** Record excerpts **
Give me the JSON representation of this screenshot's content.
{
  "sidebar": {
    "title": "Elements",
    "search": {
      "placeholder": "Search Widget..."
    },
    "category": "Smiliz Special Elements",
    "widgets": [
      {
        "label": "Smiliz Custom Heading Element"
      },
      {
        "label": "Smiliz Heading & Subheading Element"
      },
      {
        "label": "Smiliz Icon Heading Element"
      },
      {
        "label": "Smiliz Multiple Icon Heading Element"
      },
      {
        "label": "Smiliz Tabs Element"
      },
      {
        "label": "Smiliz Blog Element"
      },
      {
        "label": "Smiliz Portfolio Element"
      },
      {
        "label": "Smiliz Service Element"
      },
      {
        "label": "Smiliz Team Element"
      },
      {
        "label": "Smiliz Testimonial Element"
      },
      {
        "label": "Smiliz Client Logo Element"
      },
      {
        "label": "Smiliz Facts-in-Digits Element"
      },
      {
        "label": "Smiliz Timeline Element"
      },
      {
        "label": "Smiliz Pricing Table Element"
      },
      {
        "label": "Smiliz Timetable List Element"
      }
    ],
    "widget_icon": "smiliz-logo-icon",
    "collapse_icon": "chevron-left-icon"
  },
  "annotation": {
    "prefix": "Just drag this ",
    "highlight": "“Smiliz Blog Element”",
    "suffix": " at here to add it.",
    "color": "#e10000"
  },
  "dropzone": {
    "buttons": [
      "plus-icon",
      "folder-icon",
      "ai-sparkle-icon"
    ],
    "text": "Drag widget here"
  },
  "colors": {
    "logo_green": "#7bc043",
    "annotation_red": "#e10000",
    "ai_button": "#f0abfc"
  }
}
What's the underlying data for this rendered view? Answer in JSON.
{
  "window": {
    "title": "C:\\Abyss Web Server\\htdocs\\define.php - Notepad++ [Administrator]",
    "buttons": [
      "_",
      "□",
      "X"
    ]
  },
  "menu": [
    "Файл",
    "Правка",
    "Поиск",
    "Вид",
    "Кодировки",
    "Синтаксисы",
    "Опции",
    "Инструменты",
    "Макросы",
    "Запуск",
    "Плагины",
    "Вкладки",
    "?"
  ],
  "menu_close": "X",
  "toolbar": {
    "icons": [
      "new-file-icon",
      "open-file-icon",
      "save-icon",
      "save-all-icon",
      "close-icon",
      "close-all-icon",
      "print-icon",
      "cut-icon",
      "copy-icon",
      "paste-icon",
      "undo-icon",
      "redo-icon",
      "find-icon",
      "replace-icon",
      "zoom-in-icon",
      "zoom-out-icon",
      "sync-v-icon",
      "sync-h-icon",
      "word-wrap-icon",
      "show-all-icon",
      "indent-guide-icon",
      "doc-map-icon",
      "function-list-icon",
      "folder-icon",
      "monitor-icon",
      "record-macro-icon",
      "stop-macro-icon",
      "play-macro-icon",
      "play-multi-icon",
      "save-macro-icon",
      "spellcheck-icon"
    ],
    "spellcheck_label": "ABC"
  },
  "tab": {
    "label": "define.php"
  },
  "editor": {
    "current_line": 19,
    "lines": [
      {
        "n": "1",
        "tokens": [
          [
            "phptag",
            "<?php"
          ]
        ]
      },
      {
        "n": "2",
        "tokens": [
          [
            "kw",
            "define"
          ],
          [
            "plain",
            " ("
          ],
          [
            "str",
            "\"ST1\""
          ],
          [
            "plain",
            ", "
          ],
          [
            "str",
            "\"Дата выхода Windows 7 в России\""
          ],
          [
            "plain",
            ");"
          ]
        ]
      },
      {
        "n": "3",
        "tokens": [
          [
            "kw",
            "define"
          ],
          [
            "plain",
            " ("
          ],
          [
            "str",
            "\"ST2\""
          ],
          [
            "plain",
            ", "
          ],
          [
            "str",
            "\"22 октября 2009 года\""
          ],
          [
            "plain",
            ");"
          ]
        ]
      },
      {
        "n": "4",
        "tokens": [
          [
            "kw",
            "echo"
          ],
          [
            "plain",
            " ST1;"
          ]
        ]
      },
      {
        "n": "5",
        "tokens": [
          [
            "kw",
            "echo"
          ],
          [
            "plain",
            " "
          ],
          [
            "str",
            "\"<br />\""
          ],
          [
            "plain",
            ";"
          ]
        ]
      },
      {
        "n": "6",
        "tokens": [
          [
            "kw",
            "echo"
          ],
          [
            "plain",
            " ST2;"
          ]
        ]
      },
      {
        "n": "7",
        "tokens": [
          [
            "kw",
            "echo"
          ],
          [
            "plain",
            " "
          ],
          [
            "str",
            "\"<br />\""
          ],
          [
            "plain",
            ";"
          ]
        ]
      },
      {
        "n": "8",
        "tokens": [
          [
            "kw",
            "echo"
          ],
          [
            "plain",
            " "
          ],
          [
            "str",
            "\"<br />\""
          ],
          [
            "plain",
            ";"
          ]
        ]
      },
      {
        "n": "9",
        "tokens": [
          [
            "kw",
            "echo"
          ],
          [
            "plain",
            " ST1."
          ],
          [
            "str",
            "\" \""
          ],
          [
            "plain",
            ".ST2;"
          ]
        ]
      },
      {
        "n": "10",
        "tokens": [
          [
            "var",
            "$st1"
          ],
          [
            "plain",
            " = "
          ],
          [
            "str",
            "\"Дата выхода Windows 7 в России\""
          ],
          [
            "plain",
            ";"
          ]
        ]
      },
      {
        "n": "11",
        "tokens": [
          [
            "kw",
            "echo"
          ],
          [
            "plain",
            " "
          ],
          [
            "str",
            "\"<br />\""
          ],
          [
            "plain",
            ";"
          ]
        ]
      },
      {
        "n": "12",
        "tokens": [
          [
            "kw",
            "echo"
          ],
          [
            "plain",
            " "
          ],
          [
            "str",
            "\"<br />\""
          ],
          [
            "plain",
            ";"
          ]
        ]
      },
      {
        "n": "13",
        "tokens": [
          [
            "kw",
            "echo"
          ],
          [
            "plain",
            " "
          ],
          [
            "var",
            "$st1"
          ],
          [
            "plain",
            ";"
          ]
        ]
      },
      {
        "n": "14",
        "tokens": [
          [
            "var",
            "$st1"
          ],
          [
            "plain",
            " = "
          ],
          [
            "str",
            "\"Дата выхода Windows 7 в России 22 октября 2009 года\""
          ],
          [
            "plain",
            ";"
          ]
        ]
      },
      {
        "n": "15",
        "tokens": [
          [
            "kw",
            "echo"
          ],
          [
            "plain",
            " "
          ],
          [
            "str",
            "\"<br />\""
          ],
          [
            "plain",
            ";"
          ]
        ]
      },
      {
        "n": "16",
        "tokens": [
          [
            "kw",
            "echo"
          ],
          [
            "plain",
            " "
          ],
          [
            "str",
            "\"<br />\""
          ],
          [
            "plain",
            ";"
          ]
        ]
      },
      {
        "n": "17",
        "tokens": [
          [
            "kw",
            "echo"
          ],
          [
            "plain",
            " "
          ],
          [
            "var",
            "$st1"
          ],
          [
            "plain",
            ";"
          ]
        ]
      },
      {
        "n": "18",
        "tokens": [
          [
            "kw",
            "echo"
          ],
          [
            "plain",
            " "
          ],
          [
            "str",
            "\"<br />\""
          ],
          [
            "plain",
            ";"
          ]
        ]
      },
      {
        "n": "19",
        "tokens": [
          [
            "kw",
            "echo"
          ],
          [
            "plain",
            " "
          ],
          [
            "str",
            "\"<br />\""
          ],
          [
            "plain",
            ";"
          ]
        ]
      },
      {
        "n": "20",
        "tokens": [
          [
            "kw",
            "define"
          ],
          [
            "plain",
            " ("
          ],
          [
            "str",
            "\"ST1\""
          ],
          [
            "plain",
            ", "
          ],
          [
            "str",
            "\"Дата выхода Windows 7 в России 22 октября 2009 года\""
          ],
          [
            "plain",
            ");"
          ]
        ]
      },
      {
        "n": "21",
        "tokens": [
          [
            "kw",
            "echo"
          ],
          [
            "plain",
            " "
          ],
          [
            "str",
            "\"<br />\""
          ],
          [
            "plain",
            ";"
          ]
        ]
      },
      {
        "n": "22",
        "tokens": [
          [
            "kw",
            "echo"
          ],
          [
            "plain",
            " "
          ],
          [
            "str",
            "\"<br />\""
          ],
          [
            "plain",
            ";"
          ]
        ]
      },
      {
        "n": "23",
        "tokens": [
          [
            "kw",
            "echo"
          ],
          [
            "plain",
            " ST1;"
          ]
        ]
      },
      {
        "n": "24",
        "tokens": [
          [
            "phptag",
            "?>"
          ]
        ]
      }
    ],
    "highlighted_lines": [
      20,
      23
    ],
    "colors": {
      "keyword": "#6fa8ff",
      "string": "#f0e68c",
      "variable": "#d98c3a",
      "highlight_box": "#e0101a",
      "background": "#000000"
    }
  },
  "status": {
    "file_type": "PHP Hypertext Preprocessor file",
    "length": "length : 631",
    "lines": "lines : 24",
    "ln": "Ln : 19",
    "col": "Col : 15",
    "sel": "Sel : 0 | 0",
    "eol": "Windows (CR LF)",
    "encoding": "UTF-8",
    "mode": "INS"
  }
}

** Short exercise **
Count up the lines in the listing that hold the word "Heading", and give that number only.

** Problem solution **
4